• **JOB**
Leave the pictures out, and retype all of the material exactly as written.

* start RECORDS PROVIDED *

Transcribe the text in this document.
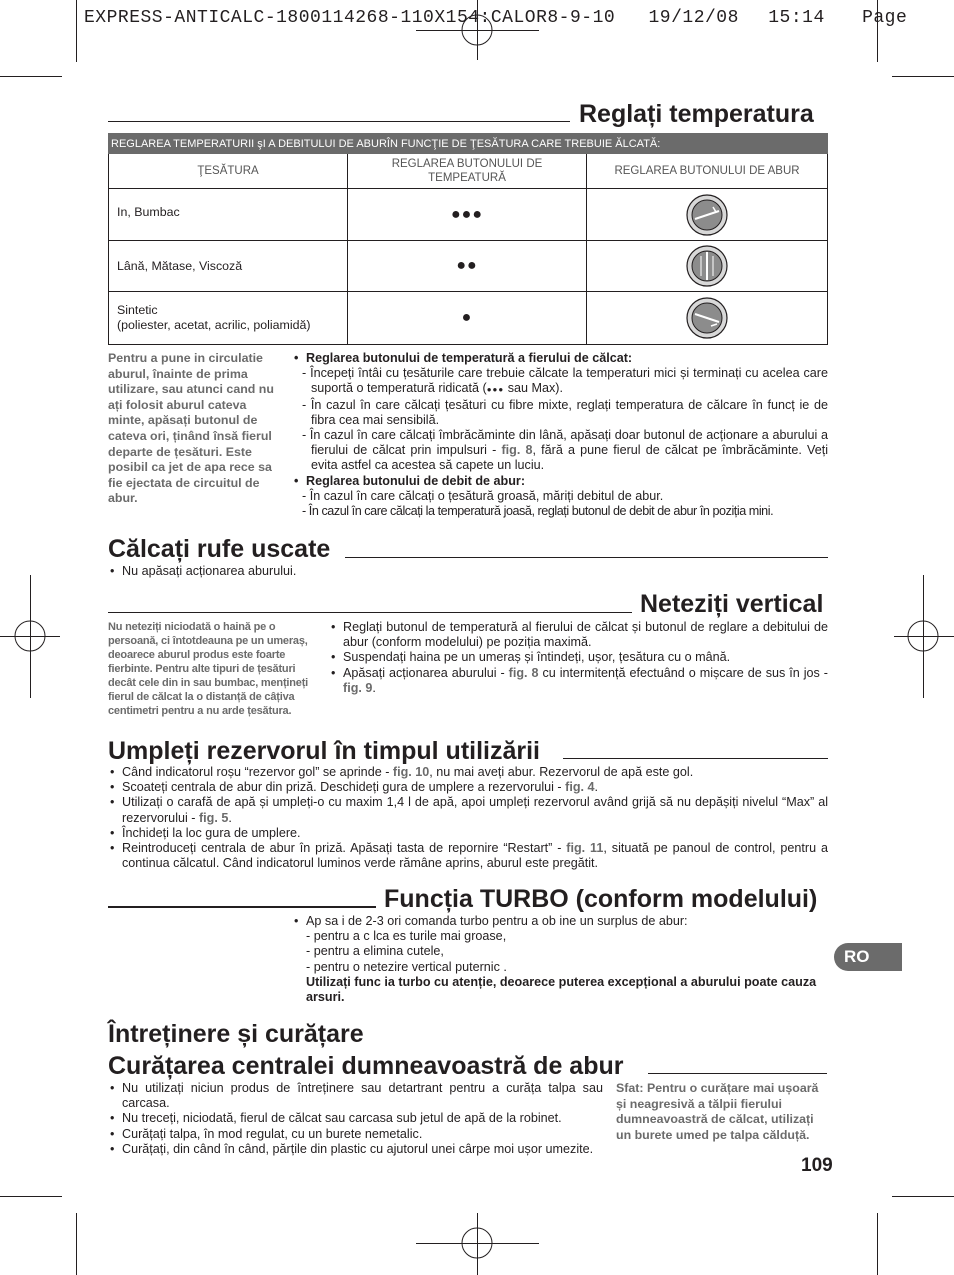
EXPRESS-ANTICALC-1800114268-110X154:CALOR8-9-10 19/12/08 15:14 Page
Reglați temperatura
REGLAREA TEMPERATURII şI A DEBITULUI DE ABURÎN FUNCŢIE DE ŢESĂTURA CARE TREBUIE ĂLCATĂ:		
ŢESĂTURA	REGLAREA BUTONULUI DE TEMPEATURĂ	REGLAREA BUTONULUI DE ABUR
In, Bumbac	●●●	

Lână, Mătase, Viscoză	●●	

Sintetic
(poliester, acetat, acrilic, poliamidă)	●	
Pentru a pune in circulatie aburul, înainte de prima utilizare, sau atunci cand nu ați folosit aburul cateva minte, apăsați butonul de cateva ori, ținând însă fierul departe de țesături. Este posibil ca jet de apa rece sa fie ejectata de circuitul de abur.
• Reglarea butonului de temperatură a fierului de călcat:
- Începeți întâi cu țesăturile care trebuie călcate la temperaturi mici și terminați cu acelea care suportă o temperatură ridicată (●●● sau Max).
- În cazul în care călcați țesături cu fibre mixte, reglați temperatura de călcare în funcț ie de fibra cea mai sensibilă.
- În cazul în care călcați îmbrăcăminte din lână, apăsați doar butonul de acționare a aburului a fierului de călcat prin impulsuri - fig. 8, fără a pune fierul de călcat pe îmbrăcăminte. Veți evita astfel ca acestea să capete un luciu.
• Reglarea butonului de debit de abur:
- În cazul în care călcați o țesătură groasă, măriți debitul de abur.
- În cazul în care călcați la temperatură joasă, reglați butonul de debit de abur în poziția mini.
Călcați rufe uscate
• Nu apăsați acționarea aburului.
Neteziți vertical
Nu neteziți niciodată o haină pe o persoană, ci întotdeauna pe un umeraș, deoarece aburul produs este foarte fierbinte. Pentru alte tipuri de țesături decât cele din in sau bumbac, mențineți fierul de călcat la o distanță de câțiva centimetri pentru a nu arde țesătura.
• Reglați butonul de temperatură al fierului de călcat și butonul de reglare a debitului de abur (conform modelului) pe poziția maximă.
• Suspendați haina pe un umeraș și întindeți, ușor, țesătura cu o mână.
• Apăsați acționarea aburului - fig. 8 cu intermitență efectuând o mișcare de sus în jos - fig. 9.
Umpleți rezervorul în timpul utilizării
• Când indicatorul roșu “rezervor gol” se aprinde - fig. 10, nu mai aveți abur. Rezervorul de apă este gol.
• Scoateți centrala de abur din priză. Deschideți gura de umplere a rezervorului - fig. 4.
• Utilizați o carafă de apă și umpleți-o cu maxim 1,4 l de apă, apoi umpleți rezervorul având grijă să nu depășiți nivelul “Max” al rezervorului - fig. 5.
• Închideți la loc gura de umplere.
• Reintroduceți centrala de abur în priză. Apăsați tasta de repornire “Restart” - fig. 11, situată pe panoul de control, pentru a continua călcatul. Când indicatorul luminos verde rămâne aprins, aburul este pregătit.
Funcția TURBO (conform modelului)
• Ap sa i de 2-3 ori comanda turbo pentru a ob ine un surplus de abur:
- pentru a c lca es turile mai groase,
- pentru a elimina cutele,
- pentru o netezire vertical puternic .
Utilizați func ia turbo cu atenție, deoarece puterea excepțional a aburului poate cauza arsuri.
RO
Întreținere și curățare
Curățarea centralei dumneavoastră de abur
• Nu utilizați niciun produs de întreținere sau detartrant pentru a curăța talpa sau carcasa.
• Nu treceți, niciodată, fierul de călcat sau carcasa sub jetul de apă de la robinet.
• Curățați talpa, în mod regulat, cu un burete nemetalic.
• Curățați, din când în când, părțile din plastic cu ajutorul unei cârpe moi ușor umezite.
Sfat: Pentru o curățare mai ușoară și neagresivă a tălpii fierului dumneavoastră de călcat, utilizați un burete umed pe talpa călduță.
109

* end RECORDS PROVIDED *

• **OUTPUT**
Transcribe the text in this document.
EXPRESS-ANTICALC-1800114268-110X154:CALOR8-9-10 19/12/08 15:14 Page
Reglați temperatura
REGLAREA TEMPERATURII şI A DEBITULUI DE ABURÎN FUNCŢIE DE ŢESĂTURA CARE TREBUIE ĂLCATĂ:		
ŢESĂTURA	REGLAREA BUTONULUI DE TEMPEATURĂ	REGLAREA BUTONULUI DE ABUR
In, Bumbac	●●●	

Lână, Mătase, Viscoză	●●	

Sintetic
(poliester, acetat, acrilic, poliamidă)	●	
Pentru a pune in circulatie aburul, înainte de prima utilizare, sau atunci cand nu ați folosit aburul cateva minte, apăsați butonul de cateva ori, ținând însă fierul departe de țesături. Este posibil ca jet de apa rece sa fie ejectata de circuitul de abur.
• Reglarea butonului de temperatură a fierului de călcat:
- Începeți întâi cu țesăturile care trebuie călcate la temperaturi mici și terminați cu acelea care suportă o temperatură ridicată (●●● sau Max).
- În cazul în care călcați țesături cu fibre mixte, reglați temperatura de călcare în funcț ie de fibra cea mai sensibilă.
- În cazul în care călcați îmbrăcăminte din lână, apăsați doar butonul de acționare a aburului a fierului de călcat prin impulsuri - fig. 8, fără a pune fierul de călcat pe îmbrăcăminte. Veți evita astfel ca acestea să capete un luciu.
• Reglarea butonului de debit de abur:
- În cazul în care călcați o țesătură groasă, măriți debitul de abur.
- În cazul în care călcați la temperatură joasă, reglați butonul de debit de abur în poziția mini.
Călcați rufe uscate
• Nu apăsați acționarea aburului.
Neteziți vertical
Nu neteziți niciodată o haină pe o persoană, ci întotdeauna pe un umeraș, deoarece aburul produs este foarte fierbinte. Pentru alte tipuri de țesături decât cele din in sau bumbac, mențineți fierul de călcat la o distanță de câțiva centimetri pentru a nu arde țesătura.
• Reglați butonul de temperatură al fierului de călcat și butonul de reglare a debitului de abur (conform modelului) pe poziția maximă.
• Suspendați haina pe un umeraș și întindeți, ușor, țesătura cu o mână.
• Apăsați acționarea aburului - fig. 8 cu intermitență efectuând o mișcare de sus în jos - fig. 9.
Umpleți rezervorul în timpul utilizării
• Când indicatorul roșu “rezervor gol” se aprinde - fig. 10, nu mai aveți abur. Rezervorul de apă este gol.
• Scoateți centrala de abur din priză. Deschideți gura de umplere a rezervorului - fig. 4.
• Utilizați o carafă de apă și umpleți-o cu maxim 1,4 l de apă, apoi umpleți rezervorul având grijă să nu depășiți nivelul “Max” al rezervorului - fig. 5.
• Închideți la loc gura de umplere.
• Reintroduceți centrala de abur în priză. Apăsați tasta de repornire “Restart” - fig. 11, situată pe panoul de control, pentru a continua călcatul. Când indicatorul luminos verde rămâne aprins, aburul este pregătit.
Funcția TURBO (conform modelului)
• Ap sa i de 2-3 ori comanda turbo pentru a ob ine un surplus de abur:
- pentru a c lca es turile mai groase,
- pentru a elimina cutele,
- pentru o netezire vertical puternic .
Utilizați func ia turbo cu atenție, deoarece puterea excepțional a aburului poate cauza arsuri.
RO
Întreținere și curățare
Curățarea centralei dumneavoastră de abur
• Nu utilizați niciun produs de întreținere sau detartrant pentru a curăța talpa sau carcasa.
• Nu treceți, niciodată, fierul de călcat sau carcasa sub jetul de apă de la robinet.
• Curățați talpa, în mod regulat, cu un burete nemetalic.
• Curățați, din când în când, părțile din plastic cu ajutorul unei cârpe moi ușor umezite.
Sfat: Pentru o curățare mai ușoară și neagresivă a tălpii fierului dumneavoastră de călcat, utilizați un burete umed pe talpa călduță.
109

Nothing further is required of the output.